■ Problem statement
In the listing below, locate the lines that hold "structured" and copy them.

■ Records for this task

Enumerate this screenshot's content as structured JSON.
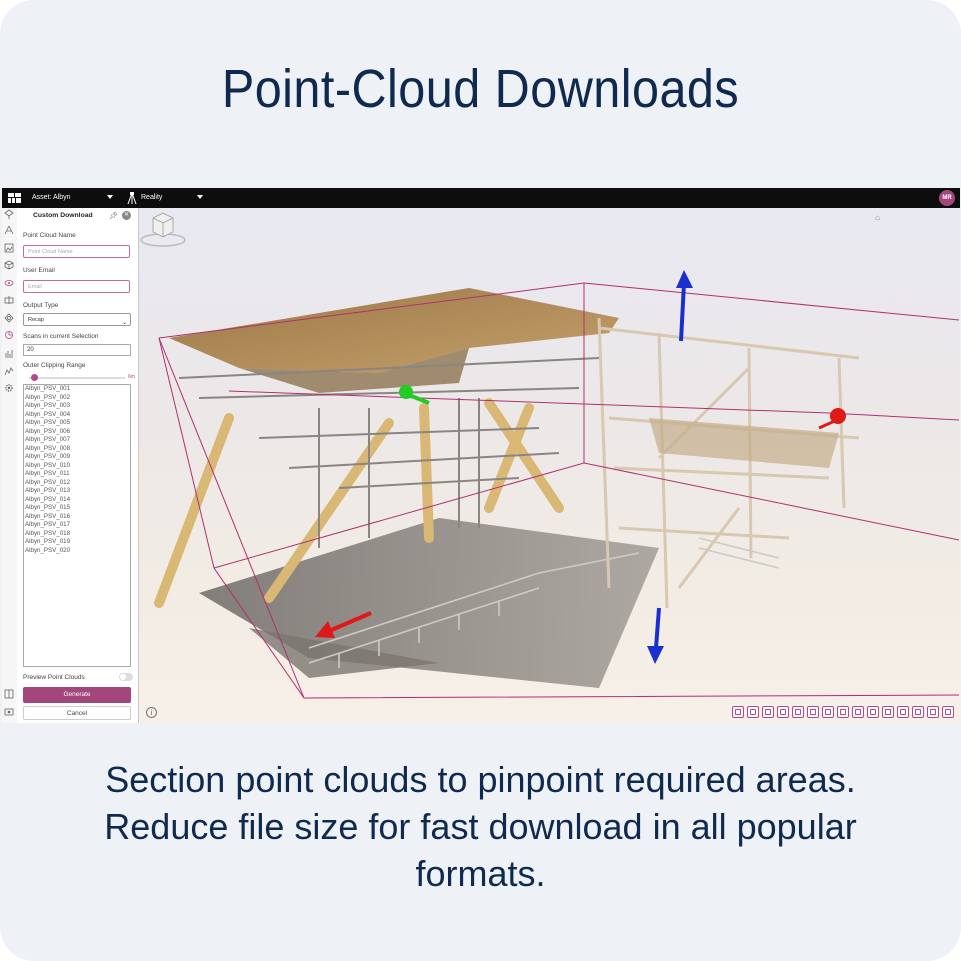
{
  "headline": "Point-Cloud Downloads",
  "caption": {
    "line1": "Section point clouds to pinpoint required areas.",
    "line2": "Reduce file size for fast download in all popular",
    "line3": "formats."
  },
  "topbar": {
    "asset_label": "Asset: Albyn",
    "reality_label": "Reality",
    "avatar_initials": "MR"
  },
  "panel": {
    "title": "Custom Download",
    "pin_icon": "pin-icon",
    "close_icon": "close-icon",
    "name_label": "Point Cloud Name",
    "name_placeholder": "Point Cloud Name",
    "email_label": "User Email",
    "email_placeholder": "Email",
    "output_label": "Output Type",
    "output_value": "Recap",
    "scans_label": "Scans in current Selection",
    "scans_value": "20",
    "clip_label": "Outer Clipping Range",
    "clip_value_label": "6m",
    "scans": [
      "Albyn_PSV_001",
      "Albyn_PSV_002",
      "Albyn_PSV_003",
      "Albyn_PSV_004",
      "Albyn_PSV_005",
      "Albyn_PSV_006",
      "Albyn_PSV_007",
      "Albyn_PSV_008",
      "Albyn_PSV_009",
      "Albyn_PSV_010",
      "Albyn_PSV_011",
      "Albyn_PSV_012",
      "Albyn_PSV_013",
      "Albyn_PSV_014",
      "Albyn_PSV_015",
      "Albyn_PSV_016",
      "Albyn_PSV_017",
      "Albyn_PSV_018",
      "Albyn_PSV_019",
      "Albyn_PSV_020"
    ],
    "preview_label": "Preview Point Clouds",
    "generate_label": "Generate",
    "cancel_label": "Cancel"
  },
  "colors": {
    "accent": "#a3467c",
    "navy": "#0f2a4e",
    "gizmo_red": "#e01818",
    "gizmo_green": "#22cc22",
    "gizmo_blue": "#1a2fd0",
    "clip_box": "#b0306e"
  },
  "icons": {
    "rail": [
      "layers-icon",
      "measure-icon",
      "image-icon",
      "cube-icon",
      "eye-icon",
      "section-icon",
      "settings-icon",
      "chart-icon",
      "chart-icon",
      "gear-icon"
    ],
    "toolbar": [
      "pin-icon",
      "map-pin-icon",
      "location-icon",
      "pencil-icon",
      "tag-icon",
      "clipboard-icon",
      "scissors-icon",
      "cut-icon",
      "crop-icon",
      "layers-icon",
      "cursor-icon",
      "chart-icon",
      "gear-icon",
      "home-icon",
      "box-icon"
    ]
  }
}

==

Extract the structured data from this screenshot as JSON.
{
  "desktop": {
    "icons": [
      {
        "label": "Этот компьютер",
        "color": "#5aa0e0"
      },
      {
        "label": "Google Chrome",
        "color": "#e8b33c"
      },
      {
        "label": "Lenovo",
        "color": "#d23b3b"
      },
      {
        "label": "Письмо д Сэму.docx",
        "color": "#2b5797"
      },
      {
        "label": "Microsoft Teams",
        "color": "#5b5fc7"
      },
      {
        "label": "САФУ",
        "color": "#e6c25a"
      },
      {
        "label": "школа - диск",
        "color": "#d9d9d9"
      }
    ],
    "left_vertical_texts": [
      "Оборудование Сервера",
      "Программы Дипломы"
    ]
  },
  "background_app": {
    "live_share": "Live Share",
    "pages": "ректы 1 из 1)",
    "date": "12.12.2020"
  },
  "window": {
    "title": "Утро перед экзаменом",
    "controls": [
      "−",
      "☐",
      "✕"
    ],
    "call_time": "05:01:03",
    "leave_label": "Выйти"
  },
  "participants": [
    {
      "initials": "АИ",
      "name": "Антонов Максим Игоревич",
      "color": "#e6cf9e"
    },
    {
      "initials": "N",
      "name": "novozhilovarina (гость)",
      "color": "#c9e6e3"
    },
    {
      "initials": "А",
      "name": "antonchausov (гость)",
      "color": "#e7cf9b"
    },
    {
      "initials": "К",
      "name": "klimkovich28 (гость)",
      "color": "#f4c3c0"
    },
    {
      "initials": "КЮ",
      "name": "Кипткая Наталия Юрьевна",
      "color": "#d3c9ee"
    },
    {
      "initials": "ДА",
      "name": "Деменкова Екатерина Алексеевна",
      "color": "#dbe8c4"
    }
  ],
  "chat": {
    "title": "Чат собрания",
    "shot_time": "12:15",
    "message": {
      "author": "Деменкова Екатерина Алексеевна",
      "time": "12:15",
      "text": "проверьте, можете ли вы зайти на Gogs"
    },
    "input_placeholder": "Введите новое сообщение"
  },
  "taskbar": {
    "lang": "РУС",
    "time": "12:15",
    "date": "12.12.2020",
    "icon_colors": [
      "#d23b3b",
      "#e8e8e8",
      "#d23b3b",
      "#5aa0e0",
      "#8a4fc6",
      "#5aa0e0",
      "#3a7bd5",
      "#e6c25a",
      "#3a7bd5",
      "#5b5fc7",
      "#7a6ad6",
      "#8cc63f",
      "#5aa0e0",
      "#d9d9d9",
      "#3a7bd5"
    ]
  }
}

■ Correct result
Enumerate this screenshot's content as structured JSON.
Extract the structured data from this screenshot as JSON.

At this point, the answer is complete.